### Exercise aim
Rewrite the stretch of the records from "- band-stripe: [1013, 577, 1460, 579]" through "- rfi-speck: [237, 594, 306, 596]", changing "rfi-speck" to "rfi-dot" and leaving everything else as it is.

Box coordinate listings:
# # #

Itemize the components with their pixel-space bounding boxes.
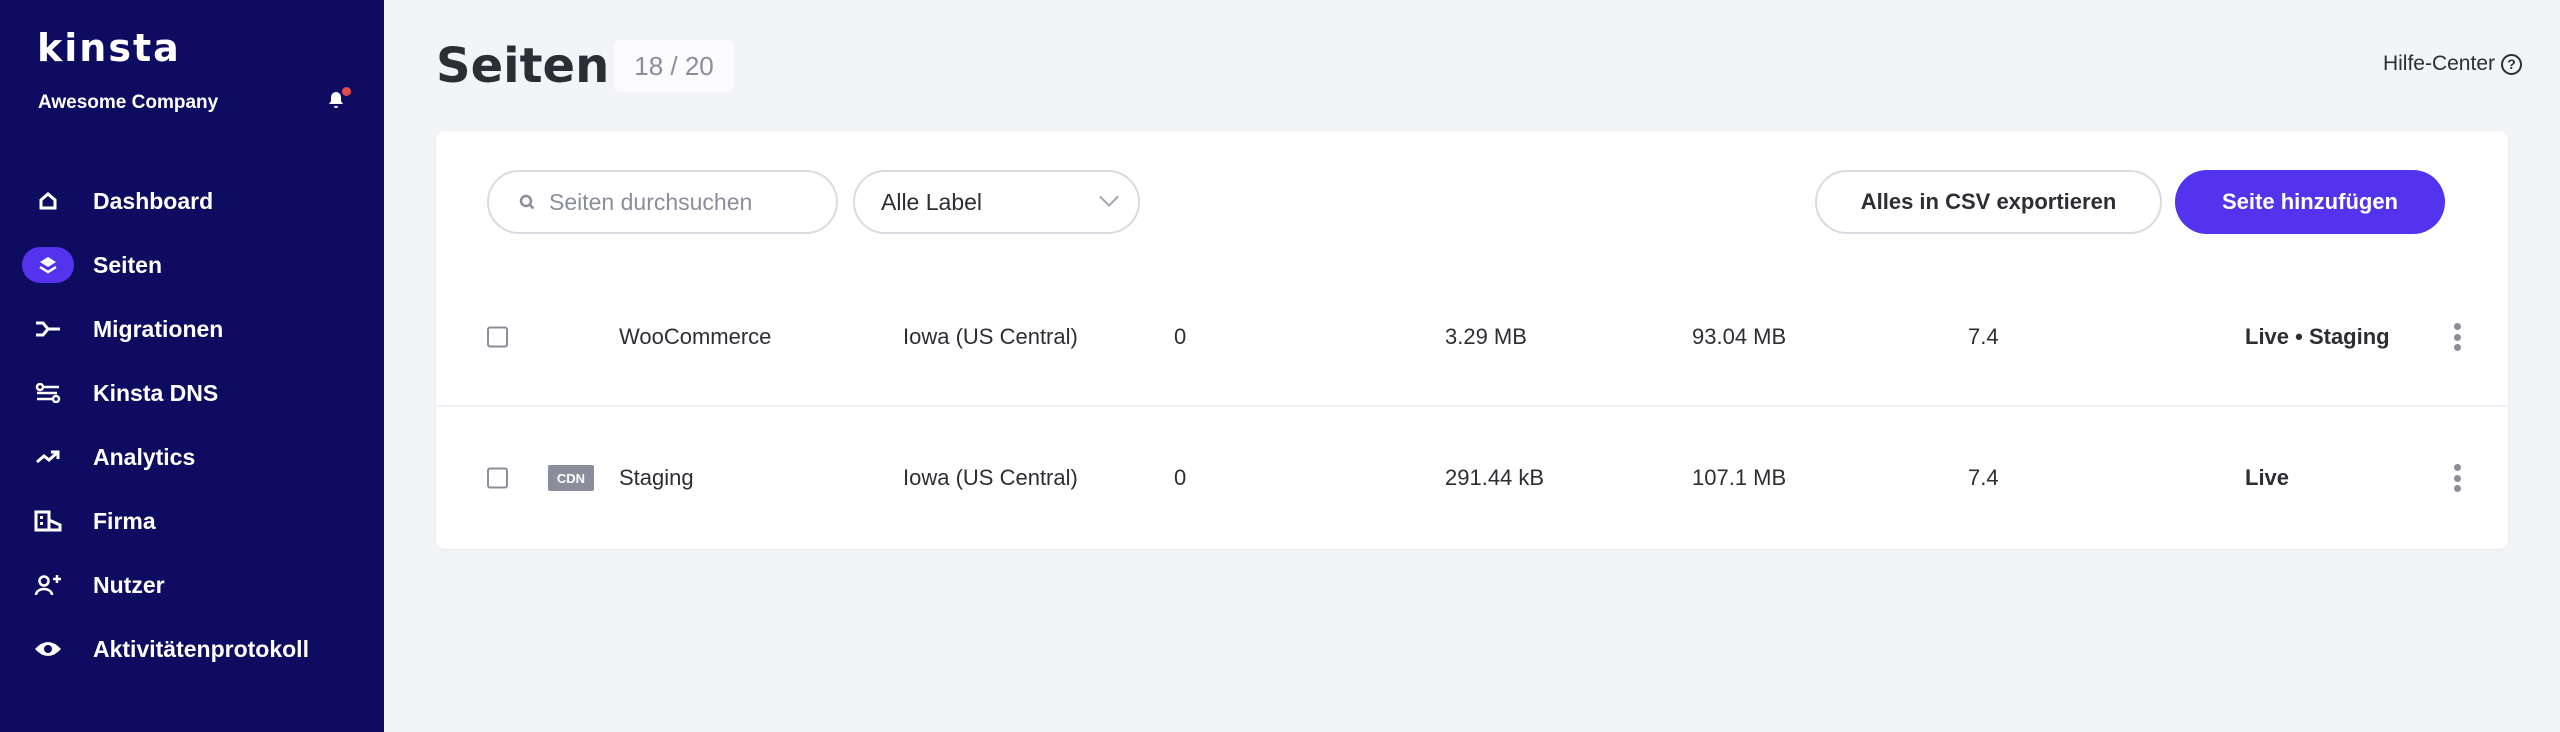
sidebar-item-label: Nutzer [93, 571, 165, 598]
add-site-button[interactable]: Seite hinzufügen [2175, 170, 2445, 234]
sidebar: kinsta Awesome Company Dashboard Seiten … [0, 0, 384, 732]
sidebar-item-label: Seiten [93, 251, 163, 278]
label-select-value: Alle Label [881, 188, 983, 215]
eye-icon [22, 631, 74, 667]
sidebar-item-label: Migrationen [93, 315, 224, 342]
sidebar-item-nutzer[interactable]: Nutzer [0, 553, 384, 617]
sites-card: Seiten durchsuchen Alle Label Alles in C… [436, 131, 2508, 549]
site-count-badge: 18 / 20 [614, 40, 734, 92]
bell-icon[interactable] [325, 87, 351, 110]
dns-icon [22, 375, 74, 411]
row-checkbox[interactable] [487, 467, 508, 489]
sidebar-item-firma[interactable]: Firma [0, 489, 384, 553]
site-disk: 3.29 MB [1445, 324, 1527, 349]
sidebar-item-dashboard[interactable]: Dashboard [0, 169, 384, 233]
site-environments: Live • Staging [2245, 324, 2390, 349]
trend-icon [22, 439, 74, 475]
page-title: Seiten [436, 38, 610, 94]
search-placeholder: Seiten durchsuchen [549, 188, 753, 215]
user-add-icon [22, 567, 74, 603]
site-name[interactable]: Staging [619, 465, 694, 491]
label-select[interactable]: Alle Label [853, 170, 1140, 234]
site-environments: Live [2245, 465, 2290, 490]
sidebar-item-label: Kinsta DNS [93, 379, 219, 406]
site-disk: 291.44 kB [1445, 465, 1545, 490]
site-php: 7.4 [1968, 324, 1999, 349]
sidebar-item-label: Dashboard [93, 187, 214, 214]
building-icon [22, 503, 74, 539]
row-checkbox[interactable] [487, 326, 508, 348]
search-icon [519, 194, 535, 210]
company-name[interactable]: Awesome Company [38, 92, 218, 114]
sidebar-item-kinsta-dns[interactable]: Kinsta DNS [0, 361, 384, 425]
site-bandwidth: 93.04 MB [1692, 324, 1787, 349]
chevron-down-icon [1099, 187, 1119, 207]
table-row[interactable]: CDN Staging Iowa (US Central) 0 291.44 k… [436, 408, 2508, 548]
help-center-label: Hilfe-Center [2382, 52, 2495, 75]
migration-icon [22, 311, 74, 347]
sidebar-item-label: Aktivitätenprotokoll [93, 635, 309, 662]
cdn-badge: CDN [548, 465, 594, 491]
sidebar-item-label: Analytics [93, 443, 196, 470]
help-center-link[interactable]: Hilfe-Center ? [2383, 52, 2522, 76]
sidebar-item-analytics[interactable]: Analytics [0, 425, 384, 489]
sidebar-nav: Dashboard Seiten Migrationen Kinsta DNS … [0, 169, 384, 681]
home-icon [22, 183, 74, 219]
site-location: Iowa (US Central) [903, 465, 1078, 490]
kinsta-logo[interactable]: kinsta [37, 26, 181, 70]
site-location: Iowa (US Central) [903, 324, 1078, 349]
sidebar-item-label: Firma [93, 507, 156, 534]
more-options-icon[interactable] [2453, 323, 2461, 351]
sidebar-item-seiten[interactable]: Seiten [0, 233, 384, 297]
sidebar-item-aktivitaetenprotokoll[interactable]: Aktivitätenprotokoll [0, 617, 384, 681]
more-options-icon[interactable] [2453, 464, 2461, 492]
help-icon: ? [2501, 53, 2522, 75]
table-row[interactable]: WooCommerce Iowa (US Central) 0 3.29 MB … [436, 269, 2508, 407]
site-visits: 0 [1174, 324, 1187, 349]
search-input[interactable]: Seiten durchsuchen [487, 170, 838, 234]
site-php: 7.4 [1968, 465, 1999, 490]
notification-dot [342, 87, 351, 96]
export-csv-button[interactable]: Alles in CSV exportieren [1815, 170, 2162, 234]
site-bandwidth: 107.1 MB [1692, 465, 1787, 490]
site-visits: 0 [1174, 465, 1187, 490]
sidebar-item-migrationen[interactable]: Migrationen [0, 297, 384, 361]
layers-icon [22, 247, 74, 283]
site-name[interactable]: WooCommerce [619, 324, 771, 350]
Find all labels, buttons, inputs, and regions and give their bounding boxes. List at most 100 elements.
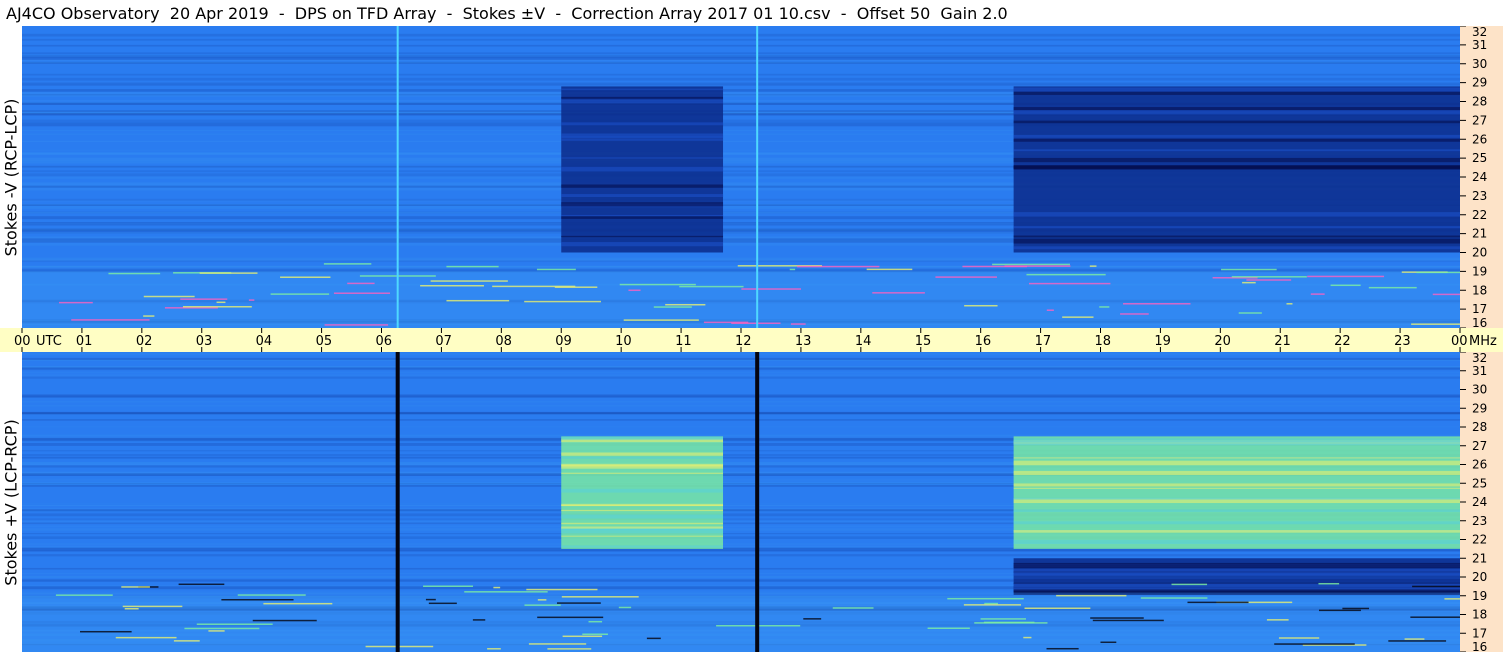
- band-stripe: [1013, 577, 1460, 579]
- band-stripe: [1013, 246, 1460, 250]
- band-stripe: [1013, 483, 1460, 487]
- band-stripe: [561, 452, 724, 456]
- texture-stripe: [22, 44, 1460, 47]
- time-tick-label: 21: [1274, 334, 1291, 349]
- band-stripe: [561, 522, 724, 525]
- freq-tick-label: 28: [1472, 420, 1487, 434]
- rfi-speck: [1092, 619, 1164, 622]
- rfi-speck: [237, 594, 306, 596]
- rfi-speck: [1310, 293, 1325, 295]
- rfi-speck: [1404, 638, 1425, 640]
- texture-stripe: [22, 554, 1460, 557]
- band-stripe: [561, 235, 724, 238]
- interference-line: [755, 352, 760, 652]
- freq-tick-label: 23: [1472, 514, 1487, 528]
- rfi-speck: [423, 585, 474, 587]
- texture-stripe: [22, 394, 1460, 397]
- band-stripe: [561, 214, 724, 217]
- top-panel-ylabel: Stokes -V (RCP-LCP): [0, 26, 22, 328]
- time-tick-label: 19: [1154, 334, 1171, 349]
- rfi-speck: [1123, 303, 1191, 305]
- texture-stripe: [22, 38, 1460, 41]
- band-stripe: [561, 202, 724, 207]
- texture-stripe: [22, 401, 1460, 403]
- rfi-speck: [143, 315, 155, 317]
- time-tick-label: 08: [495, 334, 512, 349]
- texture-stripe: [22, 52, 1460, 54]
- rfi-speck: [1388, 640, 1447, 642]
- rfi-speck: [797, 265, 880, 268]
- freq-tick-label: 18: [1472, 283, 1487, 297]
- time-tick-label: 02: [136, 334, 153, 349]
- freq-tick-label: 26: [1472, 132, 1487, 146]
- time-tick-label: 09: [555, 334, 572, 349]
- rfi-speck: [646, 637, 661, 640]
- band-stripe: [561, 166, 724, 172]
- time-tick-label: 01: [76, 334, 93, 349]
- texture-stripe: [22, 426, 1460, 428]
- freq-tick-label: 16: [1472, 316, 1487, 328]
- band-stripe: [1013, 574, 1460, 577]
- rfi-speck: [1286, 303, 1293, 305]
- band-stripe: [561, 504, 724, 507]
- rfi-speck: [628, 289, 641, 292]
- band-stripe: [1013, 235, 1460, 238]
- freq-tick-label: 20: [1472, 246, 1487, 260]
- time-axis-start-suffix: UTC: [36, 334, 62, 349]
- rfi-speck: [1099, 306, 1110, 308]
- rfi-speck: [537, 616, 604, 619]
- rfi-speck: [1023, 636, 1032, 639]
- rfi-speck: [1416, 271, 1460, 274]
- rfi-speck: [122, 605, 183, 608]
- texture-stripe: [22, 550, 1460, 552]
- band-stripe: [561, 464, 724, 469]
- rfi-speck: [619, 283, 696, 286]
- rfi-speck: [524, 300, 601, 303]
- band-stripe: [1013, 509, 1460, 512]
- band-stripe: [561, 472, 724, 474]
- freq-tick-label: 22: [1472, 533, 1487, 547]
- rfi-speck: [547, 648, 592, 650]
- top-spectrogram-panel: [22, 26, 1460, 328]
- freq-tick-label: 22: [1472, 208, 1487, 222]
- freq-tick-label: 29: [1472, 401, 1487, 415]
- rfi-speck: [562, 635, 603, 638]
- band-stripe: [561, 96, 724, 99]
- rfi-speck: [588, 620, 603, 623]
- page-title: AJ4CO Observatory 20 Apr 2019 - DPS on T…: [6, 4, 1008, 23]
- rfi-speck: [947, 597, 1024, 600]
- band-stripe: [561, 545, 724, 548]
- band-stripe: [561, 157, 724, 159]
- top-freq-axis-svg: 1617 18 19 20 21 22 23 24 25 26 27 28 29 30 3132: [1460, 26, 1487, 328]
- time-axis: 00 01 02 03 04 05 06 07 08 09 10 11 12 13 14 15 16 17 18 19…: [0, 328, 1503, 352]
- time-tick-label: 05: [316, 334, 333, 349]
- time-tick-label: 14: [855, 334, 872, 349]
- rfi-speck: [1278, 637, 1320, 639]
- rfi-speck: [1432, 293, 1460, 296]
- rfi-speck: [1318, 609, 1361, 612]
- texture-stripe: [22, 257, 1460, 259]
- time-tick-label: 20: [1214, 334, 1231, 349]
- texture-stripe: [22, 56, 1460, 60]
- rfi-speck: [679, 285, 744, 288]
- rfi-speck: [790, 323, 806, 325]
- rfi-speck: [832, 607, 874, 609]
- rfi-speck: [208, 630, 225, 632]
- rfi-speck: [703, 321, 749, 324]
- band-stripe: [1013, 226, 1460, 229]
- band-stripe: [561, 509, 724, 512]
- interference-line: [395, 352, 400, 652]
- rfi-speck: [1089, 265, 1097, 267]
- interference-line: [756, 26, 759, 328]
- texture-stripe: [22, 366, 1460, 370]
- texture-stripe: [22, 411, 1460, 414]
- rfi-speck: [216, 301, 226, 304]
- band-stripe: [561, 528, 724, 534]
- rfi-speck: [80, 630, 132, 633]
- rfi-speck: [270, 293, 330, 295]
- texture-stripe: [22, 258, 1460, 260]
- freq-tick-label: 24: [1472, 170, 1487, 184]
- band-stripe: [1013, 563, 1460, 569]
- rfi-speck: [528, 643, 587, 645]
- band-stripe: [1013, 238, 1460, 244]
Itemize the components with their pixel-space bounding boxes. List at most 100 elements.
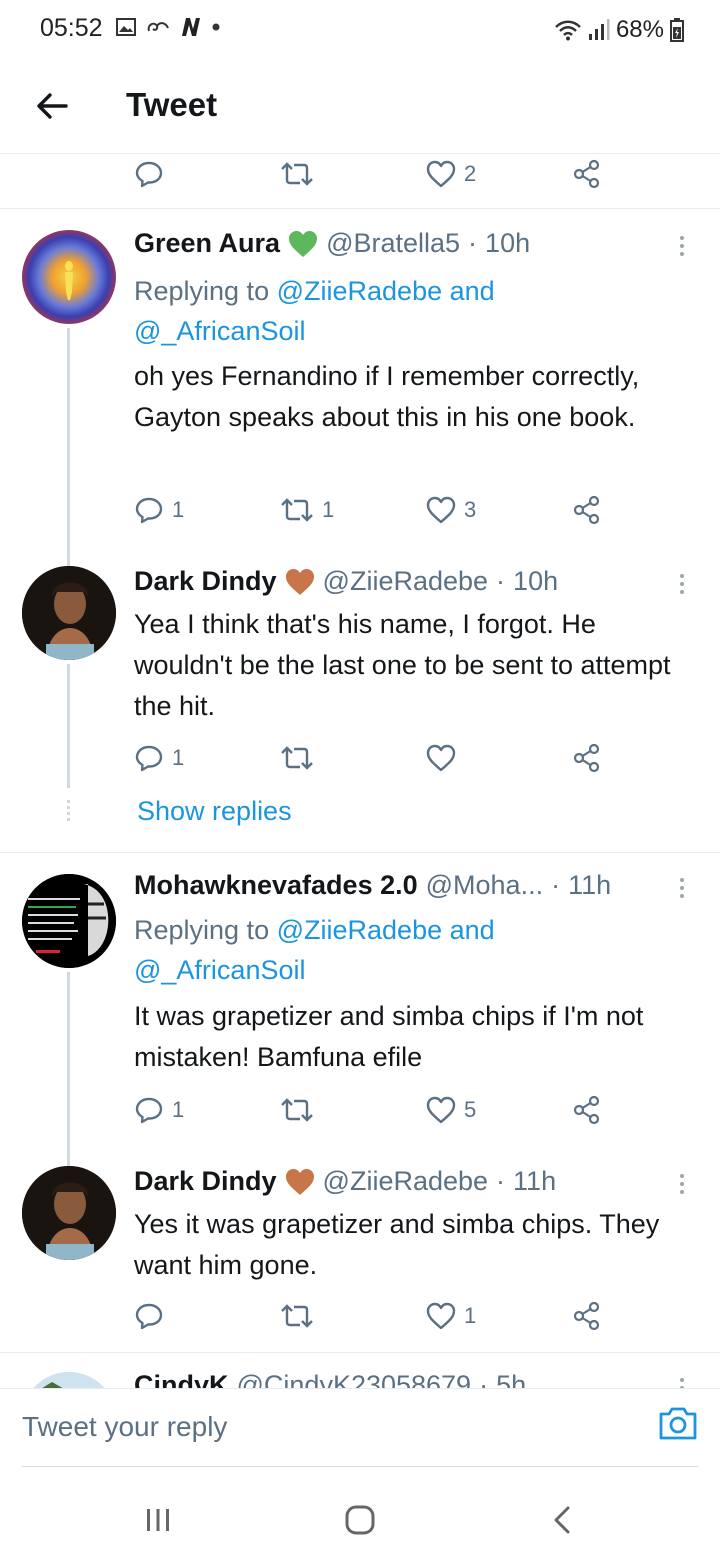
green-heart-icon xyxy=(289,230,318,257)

# # #

### Solution
- band-stripe: [1013, 577, 1460, 579]
- band-stripe: [1013, 246, 1460, 250]
- band-stripe: [1013, 483, 1460, 487]
- band-stripe: [561, 452, 724, 456]
- texture-stripe: [22, 44, 1460, 47]
- time-tick-label: 21: [1274, 334, 1291, 349]
- band-stripe: [561, 522, 724, 525]
- freq-tick-label: 28: [1472, 420, 1487, 434]
- rfi-dot: [1092, 619, 1164, 622]
- rfi-dot: [237, 594, 306, 596]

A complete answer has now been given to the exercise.